##### DATA FOR THE TASK #####

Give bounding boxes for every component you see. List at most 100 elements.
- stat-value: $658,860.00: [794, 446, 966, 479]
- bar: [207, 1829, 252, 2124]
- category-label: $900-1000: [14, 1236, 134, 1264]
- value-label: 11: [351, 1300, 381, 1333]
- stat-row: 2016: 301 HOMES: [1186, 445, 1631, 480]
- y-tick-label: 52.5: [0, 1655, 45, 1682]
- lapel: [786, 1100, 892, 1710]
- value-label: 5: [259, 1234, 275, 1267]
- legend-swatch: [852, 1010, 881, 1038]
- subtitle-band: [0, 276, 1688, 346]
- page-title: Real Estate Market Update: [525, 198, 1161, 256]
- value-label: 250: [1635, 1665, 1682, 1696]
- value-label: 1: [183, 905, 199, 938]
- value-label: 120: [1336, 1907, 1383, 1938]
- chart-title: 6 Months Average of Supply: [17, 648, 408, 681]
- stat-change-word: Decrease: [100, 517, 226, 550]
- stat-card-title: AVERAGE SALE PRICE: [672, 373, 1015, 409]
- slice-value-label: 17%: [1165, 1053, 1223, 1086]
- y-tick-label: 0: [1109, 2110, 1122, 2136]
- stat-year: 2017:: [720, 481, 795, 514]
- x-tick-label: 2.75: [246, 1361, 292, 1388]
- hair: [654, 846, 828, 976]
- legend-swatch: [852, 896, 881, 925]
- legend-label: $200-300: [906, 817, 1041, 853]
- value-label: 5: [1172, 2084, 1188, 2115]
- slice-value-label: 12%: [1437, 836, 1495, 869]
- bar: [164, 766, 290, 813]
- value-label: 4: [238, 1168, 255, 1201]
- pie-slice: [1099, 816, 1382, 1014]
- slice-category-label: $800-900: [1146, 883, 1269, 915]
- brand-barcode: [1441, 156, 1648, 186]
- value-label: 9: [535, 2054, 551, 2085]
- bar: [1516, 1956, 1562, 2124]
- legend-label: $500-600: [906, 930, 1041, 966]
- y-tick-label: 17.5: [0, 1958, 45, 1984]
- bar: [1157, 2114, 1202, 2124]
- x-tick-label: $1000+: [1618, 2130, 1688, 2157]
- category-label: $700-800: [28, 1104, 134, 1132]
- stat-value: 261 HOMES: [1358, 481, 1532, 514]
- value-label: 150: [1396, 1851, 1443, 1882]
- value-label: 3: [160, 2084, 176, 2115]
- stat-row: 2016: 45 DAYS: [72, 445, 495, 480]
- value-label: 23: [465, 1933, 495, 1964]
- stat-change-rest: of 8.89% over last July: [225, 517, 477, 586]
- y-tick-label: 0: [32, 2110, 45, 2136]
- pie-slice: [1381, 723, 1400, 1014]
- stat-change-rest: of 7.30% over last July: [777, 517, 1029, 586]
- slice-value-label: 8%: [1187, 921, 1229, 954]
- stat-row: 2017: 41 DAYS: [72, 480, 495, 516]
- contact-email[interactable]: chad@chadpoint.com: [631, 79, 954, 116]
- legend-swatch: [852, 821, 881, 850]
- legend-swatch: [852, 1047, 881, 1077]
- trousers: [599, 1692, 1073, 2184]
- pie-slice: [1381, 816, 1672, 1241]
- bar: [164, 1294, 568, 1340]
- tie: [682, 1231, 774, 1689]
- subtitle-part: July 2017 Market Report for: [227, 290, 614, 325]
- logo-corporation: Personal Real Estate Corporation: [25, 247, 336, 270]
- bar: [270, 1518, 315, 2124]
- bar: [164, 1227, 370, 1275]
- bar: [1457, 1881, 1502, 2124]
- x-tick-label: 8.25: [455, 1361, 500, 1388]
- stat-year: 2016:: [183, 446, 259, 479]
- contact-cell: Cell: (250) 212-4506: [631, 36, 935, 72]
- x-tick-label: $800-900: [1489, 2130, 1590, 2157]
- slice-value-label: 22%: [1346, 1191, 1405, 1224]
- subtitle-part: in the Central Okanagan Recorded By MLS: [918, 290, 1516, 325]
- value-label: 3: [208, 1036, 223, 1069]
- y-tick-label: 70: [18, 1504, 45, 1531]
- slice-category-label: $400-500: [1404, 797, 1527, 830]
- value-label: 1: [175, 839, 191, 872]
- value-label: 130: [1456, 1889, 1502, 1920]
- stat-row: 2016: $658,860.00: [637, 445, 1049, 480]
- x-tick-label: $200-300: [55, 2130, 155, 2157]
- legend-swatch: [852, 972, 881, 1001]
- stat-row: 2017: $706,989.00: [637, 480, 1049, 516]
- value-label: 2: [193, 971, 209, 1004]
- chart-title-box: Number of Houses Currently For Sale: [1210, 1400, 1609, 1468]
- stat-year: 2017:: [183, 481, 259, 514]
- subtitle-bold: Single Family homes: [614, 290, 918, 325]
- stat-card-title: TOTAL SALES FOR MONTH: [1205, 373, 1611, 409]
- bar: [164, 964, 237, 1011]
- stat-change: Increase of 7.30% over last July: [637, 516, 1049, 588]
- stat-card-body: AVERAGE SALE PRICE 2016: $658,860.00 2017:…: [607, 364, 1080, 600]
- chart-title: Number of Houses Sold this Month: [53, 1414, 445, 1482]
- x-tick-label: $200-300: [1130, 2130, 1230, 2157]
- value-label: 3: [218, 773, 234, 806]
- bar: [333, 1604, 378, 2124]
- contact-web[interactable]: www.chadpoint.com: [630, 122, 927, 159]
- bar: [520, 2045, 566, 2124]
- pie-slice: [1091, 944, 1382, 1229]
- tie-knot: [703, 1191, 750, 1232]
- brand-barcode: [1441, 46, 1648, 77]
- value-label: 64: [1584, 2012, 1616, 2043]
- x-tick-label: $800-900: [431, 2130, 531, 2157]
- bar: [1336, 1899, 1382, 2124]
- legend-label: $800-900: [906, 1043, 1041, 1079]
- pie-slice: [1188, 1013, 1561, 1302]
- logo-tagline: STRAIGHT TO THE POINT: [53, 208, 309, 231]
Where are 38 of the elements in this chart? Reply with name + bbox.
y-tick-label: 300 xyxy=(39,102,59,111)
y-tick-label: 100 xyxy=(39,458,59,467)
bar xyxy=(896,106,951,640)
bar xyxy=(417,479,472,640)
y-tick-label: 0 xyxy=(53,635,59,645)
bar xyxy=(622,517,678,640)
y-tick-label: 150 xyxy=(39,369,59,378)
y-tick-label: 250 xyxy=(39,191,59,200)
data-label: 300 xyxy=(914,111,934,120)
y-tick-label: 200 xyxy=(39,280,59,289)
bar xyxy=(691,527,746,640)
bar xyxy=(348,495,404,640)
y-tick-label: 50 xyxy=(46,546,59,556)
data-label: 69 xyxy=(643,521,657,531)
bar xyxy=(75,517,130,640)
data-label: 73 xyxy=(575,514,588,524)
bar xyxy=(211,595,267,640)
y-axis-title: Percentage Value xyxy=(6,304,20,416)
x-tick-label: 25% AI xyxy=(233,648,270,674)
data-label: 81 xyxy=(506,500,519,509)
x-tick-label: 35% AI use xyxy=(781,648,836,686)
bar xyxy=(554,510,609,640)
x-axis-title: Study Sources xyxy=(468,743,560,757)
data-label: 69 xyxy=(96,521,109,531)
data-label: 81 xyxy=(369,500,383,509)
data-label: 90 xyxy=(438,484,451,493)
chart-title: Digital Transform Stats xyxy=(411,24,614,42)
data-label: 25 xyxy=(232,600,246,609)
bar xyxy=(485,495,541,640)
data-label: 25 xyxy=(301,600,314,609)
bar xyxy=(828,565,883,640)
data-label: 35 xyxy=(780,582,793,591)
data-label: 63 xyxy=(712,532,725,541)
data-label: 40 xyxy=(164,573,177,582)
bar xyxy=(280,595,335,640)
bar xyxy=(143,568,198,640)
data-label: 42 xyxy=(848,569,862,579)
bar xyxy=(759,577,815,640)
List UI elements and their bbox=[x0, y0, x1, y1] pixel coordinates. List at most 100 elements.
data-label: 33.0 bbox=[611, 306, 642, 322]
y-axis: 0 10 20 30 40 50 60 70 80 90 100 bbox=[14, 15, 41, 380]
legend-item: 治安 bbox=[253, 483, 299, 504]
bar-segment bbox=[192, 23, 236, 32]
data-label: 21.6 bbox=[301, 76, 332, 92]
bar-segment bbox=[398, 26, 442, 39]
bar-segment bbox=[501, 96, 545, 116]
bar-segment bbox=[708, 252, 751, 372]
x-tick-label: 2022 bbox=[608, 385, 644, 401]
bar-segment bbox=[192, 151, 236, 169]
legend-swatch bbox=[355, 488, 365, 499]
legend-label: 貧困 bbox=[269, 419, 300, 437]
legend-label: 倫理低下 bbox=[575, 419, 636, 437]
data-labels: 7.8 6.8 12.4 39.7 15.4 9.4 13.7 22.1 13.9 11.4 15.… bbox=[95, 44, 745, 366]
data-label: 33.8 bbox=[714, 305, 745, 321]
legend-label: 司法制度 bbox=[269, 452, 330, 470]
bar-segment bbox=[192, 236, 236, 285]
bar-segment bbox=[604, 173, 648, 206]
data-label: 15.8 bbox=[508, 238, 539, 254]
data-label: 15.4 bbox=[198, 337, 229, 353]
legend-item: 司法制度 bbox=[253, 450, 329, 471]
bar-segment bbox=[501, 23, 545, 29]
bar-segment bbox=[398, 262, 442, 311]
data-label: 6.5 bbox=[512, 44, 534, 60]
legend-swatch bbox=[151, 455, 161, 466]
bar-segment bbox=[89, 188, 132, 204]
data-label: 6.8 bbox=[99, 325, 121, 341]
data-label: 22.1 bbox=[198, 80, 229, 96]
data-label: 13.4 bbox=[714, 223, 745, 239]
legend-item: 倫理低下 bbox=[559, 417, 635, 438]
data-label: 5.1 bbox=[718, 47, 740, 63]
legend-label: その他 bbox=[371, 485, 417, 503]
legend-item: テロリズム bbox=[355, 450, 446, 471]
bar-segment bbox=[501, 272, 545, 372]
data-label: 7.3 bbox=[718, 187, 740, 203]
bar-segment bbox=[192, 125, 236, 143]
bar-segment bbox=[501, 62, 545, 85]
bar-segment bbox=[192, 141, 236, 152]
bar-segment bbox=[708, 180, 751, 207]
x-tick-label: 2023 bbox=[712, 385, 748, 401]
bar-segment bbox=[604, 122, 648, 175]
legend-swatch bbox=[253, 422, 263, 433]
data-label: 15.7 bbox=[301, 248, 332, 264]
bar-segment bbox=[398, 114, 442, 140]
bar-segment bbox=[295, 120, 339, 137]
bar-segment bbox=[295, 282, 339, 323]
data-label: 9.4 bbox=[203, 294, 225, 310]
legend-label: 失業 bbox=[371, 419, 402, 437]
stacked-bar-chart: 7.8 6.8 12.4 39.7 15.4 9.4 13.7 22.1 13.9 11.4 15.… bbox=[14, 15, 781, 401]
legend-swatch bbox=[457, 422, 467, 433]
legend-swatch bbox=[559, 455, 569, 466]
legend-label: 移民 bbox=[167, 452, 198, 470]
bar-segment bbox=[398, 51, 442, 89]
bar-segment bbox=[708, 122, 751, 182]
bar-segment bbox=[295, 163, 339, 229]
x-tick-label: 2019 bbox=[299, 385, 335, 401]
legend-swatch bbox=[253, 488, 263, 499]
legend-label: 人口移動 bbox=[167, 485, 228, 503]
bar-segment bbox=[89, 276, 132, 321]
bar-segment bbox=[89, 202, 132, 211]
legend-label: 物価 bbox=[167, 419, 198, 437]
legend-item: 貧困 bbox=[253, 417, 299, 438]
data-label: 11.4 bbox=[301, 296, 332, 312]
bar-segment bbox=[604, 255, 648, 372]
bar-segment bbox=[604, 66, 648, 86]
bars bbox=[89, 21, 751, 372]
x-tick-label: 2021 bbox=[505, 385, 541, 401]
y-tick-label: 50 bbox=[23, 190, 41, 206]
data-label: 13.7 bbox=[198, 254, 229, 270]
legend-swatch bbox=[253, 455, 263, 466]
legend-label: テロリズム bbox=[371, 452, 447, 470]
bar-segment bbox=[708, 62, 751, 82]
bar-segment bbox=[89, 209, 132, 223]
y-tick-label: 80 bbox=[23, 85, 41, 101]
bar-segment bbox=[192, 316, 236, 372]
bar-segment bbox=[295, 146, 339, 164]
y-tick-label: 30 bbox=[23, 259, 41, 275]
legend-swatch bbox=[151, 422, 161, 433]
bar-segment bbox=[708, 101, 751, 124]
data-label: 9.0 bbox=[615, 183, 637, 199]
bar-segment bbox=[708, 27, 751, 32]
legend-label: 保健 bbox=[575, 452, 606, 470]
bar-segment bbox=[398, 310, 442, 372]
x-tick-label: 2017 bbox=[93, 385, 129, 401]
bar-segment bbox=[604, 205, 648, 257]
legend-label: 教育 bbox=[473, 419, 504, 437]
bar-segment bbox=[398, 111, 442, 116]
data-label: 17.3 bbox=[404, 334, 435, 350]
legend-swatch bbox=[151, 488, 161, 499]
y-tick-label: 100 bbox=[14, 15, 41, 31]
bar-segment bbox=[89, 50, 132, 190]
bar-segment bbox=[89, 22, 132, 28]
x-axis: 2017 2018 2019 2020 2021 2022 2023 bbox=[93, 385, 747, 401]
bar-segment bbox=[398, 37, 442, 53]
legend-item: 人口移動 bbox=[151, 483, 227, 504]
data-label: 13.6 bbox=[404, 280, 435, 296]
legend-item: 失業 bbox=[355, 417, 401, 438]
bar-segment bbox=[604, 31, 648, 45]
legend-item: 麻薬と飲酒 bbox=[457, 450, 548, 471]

#####

=== REQUIREMENTS ===
Lay out the rows above as a numbered list, from the first row through the row containing "- lapel: [786, 1100, 892, 1710]", both included. Leave out any blank lines.

=== TASK RESULT ===
1. Give bounding boxes for every component you see. List at most 100 elements.
2. - stat-value: $658,860.00: [794, 446, 966, 479]
3. - bar: [207, 1829, 252, 2124]
4. - category-label: $900-1000: [14, 1236, 134, 1264]
5. - value-label: 11: [351, 1300, 381, 1333]
6. - stat-row: 2016: 301 HOMES: [1186, 445, 1631, 480]
7. - y-tick-label: 52.5: [0, 1655, 45, 1682]
8. - lapel: [786, 1100, 892, 1710]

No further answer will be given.